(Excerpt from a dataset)
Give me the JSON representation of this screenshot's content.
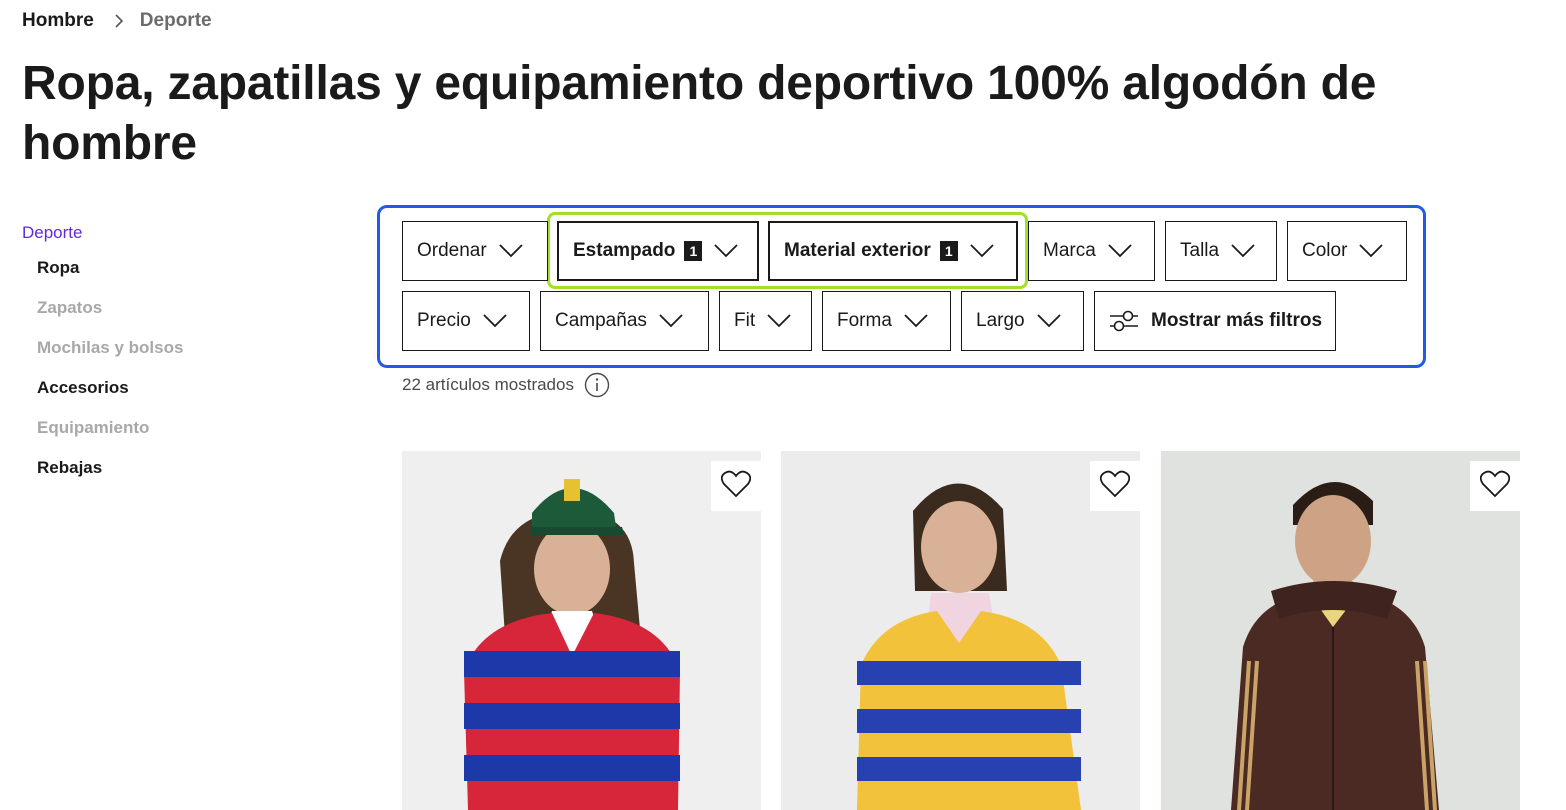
{
  "breadcrumb": {
    "home": "Hombre",
    "current": "Deporte"
  },
  "page_title": "Ropa, zapatillas y equipamiento deportivo 100% algodón de hombre",
  "sidebar": {
    "category": "Deporte",
    "items": [
      {
        "label": "Ropa",
        "state": "active"
      },
      {
        "label": "Zapatos",
        "state": "muted"
      },
      {
        "label": "Mochilas y bolsos",
        "state": "muted"
      },
      {
        "label": "Accesorios",
        "state": "active"
      },
      {
        "label": "Equipamiento",
        "state": "muted"
      },
      {
        "label": "Rebajas",
        "state": "active"
      }
    ]
  },
  "filters": {
    "ordenar": "Ordenar",
    "estampado": "Estampado",
    "estampado_count": "1",
    "material": "Material exterior",
    "material_count": "1",
    "marca": "Marca",
    "talla": "Talla",
    "color": "Color",
    "precio": "Precio",
    "campanas": "Campañas",
    "fit": "Fit",
    "forma": "Forma",
    "largo": "Largo",
    "more": "Mostrar más filtros"
  },
  "results": {
    "count_text": "22 artículos mostrados"
  },
  "colors": {
    "accent_purple": "#6328e0",
    "frame_blue": "#1e5be6",
    "frame_green": "#9fe02a"
  },
  "products": [
    {
      "icon": "heart-icon"
    },
    {
      "icon": "heart-icon"
    },
    {
      "icon": "heart-icon"
    }
  ]
}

■ Exercise objective
Without the pictures, transcribe the listing above exactly.

■ Result below
Give me the JSON representation of this screenshot's content.
{
  "breadcrumb": {
    "home": "Hombre",
    "current": "Deporte"
  },
  "page_title": "Ropa, zapatillas y equipamiento deportivo 100% algodón de hombre",
  "sidebar": {
    "category": "Deporte",
    "items": [
      {
        "label": "Ropa",
        "state": "active"
      },
      {
        "label": "Zapatos",
        "state": "muted"
      },
      {
        "label": "Mochilas y bolsos",
        "state": "muted"
      },
      {
        "label": "Accesorios",
        "state": "active"
      },
      {
        "label": "Equipamiento",
        "state": "muted"
      },
      {
        "label": "Rebajas",
        "state": "active"
      }
    ]
  },
  "filters": {
    "ordenar": "Ordenar",
    "estampado": "Estampado",
    "estampado_count": "1",
    "material": "Material exterior",
    "material_count": "1",
    "marca": "Marca",
    "talla": "Talla",
    "color": "Color",
    "precio": "Precio",
    "campanas": "Campañas",
    "fit": "Fit",
    "forma": "Forma",
    "largo": "Largo",
    "more": "Mostrar más filtros"
  },
  "results": {
    "count_text": "22 artículos mostrados"
  },
  "colors": {
    "accent_purple": "#6328e0",
    "frame_blue": "#1e5be6",
    "frame_green": "#9fe02a"
  },
  "products": [
    {
      "icon": "heart-icon"
    },
    {
      "icon": "heart-icon"
    },
    {
      "icon": "heart-icon"
    }
  ]
}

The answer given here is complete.